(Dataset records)
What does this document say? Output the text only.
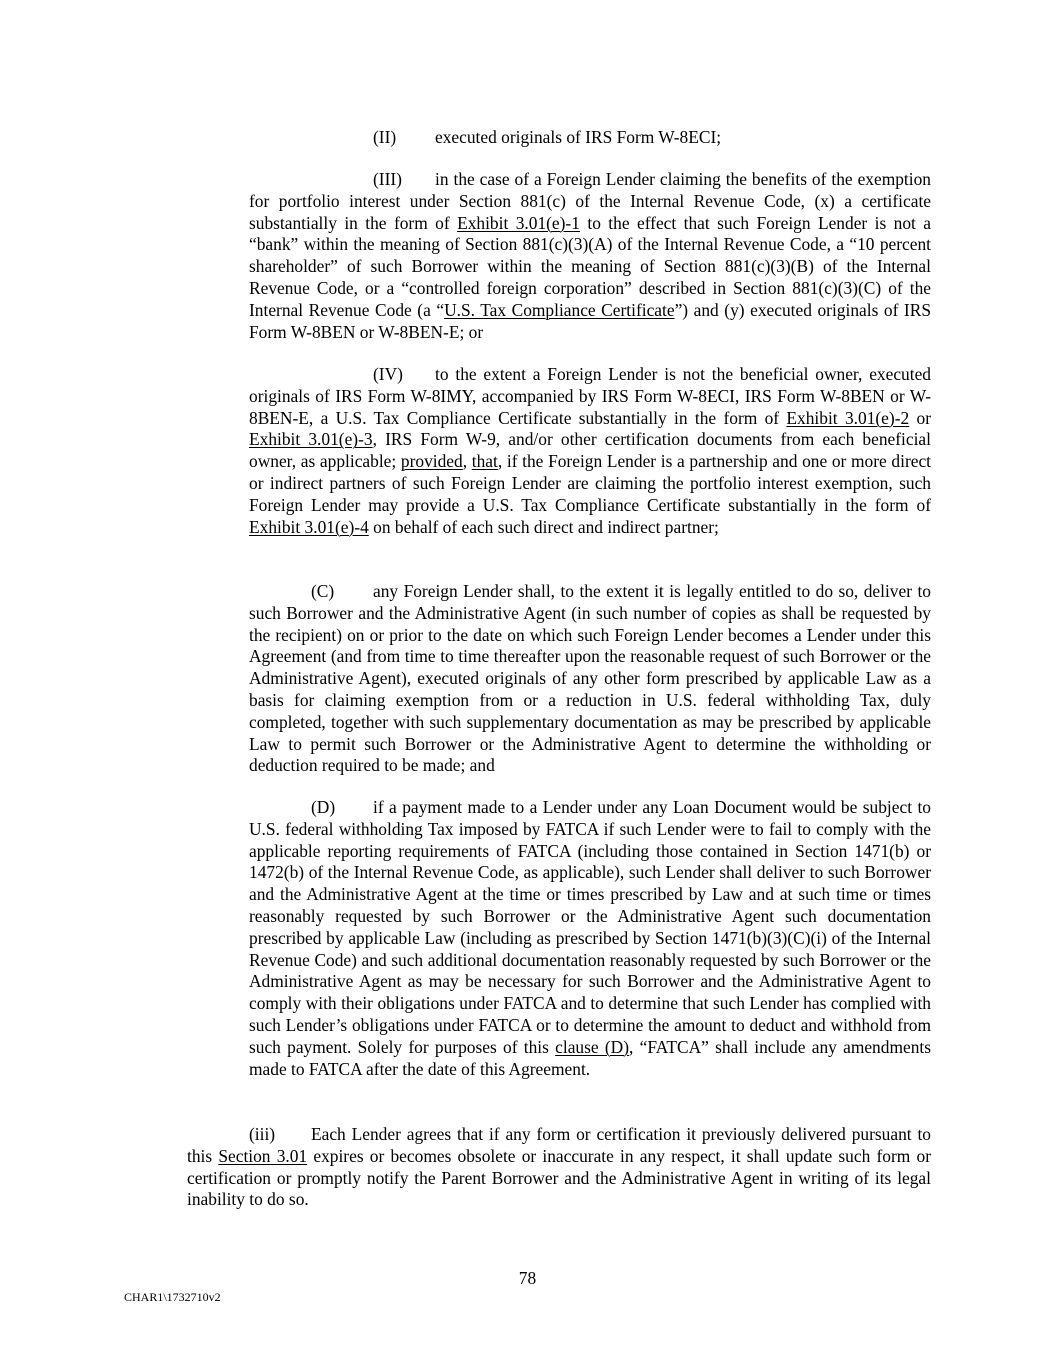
(II) executed originals of IRS Form W-8ECI;

(III) in the case of a Foreign Lender claiming the benefits of the exemption for portfolio interest under Section 881(c) of the Internal Revenue Code, (x) a certificate substantially in the form of Exhibit 3.01(e)-1 to the effect that such Foreign Lender is not a “bank” within the meaning of Section 881(c)(3)(A) of the Internal Revenue Code, a “10 percent shareholder” of such Borrower within the meaning of Section 881(c)(3)(B) of the Internal Revenue Code, or a “controlled foreign corporation” described in Section 881(c)(3)(C) of the Internal Revenue Code (a “U.S. Tax Compliance Certificate”) and (y) executed originals of IRS Form W-8BEN or W-8BEN-E; or

(IV) to the extent a Foreign Lender is not the beneficial owner, executed originals of IRS Form W-8IMY, accompanied by IRS Form W-8ECI, IRS Form W-8BEN or W-8BEN-E, a U.S. Tax Compliance Certificate substantially in the form of Exhibit 3.01(e)-2 or Exhibit 3.01(e)-3, IRS Form W-9, and/or other certification documents from each beneficial owner, as applicable; provided, that, if the Foreign Lender is a partnership and one or more direct or indirect partners of such Foreign Lender are claiming the portfolio interest exemption, such Foreign Lender may provide a U.S. Tax Compliance Certificate substantially in the form of Exhibit 3.01(e)-4 on behalf of each such direct and indirect partner;

(C) any Foreign Lender shall, to the extent it is legally entitled to do so, deliver to such Borrower and the Administrative Agent (in such number of copies as shall be requested by the recipient) on or prior to the date on which such Foreign Lender becomes a Lender under this Agreement (and from time to time thereafter upon the reasonable request of such Borrower or the Administrative Agent), executed originals of any other form prescribed by applicable Law as a basis for claiming exemption from or a reduction in U.S. federal withholding Tax, duly completed, together with such supplementary documentation as may be prescribed by applicable Law to permit such Borrower or the Administrative Agent to determine the withholding or deduction required to be made; and

(D) if a payment made to a Lender under any Loan Document would be subject to U.S. federal withholding Tax imposed by FATCA if such Lender were to fail to comply with the applicable reporting requirements of FATCA (including those contained in Section 1471(b) or 1472(b) of the Internal Revenue Code, as applicable), such Lender shall deliver to such Borrower and the Administrative Agent at the time or times prescribed by Law and at such time or times reasonably requested by such Borrower or the Administrative Agent such documentation prescribed by applicable Law (including as prescribed by Section 1471(b)(3)(C)(i) of the Internal Revenue Code) and such additional documentation reasonably requested by such Borrower or the Administrative Agent as may be necessary for such Borrower and the Administrative Agent to comply with their obligations under FATCA and to determine that such Lender has complied with such Lender’s obligations under FATCA or to determine the amount to deduct and withhold from such payment. Solely for purposes of this clause (D), “FATCA” shall include any amendments made to FATCA after the date of this Agreement.

(iii) Each Lender agrees that if any form or certification it previously delivered pursuant to this Section 3.01 expires or becomes obsolete or inaccurate in any respect, it shall update such form or certification or promptly notify the Parent Borrower and the Administrative Agent in writing of its legal inability to do so.

78
CHAR1\1732710v2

The exercise —
Take the listing above and print it exactly, apart from the pictures.

Task solution —
What does this document say? Output the text only.
(II) executed originals of IRS Form W-8ECI;

(III) in the case of a Foreign Lender claiming the benefits of the exemption for portfolio interest under Section 881(c) of the Internal Revenue Code, (x) a certificate substantially in the form of Exhibit 3.01(e)-1 to the effect that such Foreign Lender is not a “bank” within the meaning of Section 881(c)(3)(A) of the Internal Revenue Code, a “10 percent shareholder” of such Borrower within the meaning of Section 881(c)(3)(B) of the Internal Revenue Code, or a “controlled foreign corporation” described in Section 881(c)(3)(C) of the Internal Revenue Code (a “U.S. Tax Compliance Certificate”) and (y) executed originals of IRS Form W-8BEN or W-8BEN-E; or

(IV) to the extent a Foreign Lender is not the beneficial owner, executed originals of IRS Form W-8IMY, accompanied by IRS Form W-8ECI, IRS Form W-8BEN or W-8BEN-E, a U.S. Tax Compliance Certificate substantially in the form of Exhibit 3.01(e)-2 or Exhibit 3.01(e)-3, IRS Form W-9, and/or other certification documents from each beneficial owner, as applicable; provided, that, if the Foreign Lender is a partnership and one or more direct or indirect partners of such Foreign Lender are claiming the portfolio interest exemption, such Foreign Lender may provide a U.S. Tax Compliance Certificate substantially in the form of Exhibit 3.01(e)-4 on behalf of each such direct and indirect partner;

(C) any Foreign Lender shall, to the extent it is legally entitled to do so, deliver to such Borrower and the Administrative Agent (in such number of copies as shall be requested by the recipient) on or prior to the date on which such Foreign Lender becomes a Lender under this Agreement (and from time to time thereafter upon the reasonable request of such Borrower or the Administrative Agent), executed originals of any other form prescribed by applicable Law as a basis for claiming exemption from or a reduction in U.S. federal withholding Tax, duly completed, together with such supplementary documentation as may be prescribed by applicable Law to permit such Borrower or the Administrative Agent to determine the withholding or deduction required to be made; and

(D) if a payment made to a Lender under any Loan Document would be subject to U.S. federal withholding Tax imposed by FATCA if such Lender were to fail to comply with the applicable reporting requirements of FATCA (including those contained in Section 1471(b) or 1472(b) of the Internal Revenue Code, as applicable), such Lender shall deliver to such Borrower and the Administrative Agent at the time or times prescribed by Law and at such time or times reasonably requested by such Borrower or the Administrative Agent such documentation prescribed by applicable Law (including as prescribed by Section 1471(b)(3)(C)(i) of the Internal Revenue Code) and such additional documentation reasonably requested by such Borrower or the Administrative Agent as may be necessary for such Borrower and the Administrative Agent to comply with their obligations under FATCA and to determine that such Lender has complied with such Lender’s obligations under FATCA or to determine the amount to deduct and withhold from such payment. Solely for purposes of this clause (D), “FATCA” shall include any amendments made to FATCA after the date of this Agreement.

(iii) Each Lender agrees that if any form or certification it previously delivered pursuant to this Section 3.01 expires or becomes obsolete or inaccurate in any respect, it shall update such form or certification or promptly notify the Parent Borrower and the Administrative Agent in writing of its legal inability to do so.

78
CHAR1\1732710v2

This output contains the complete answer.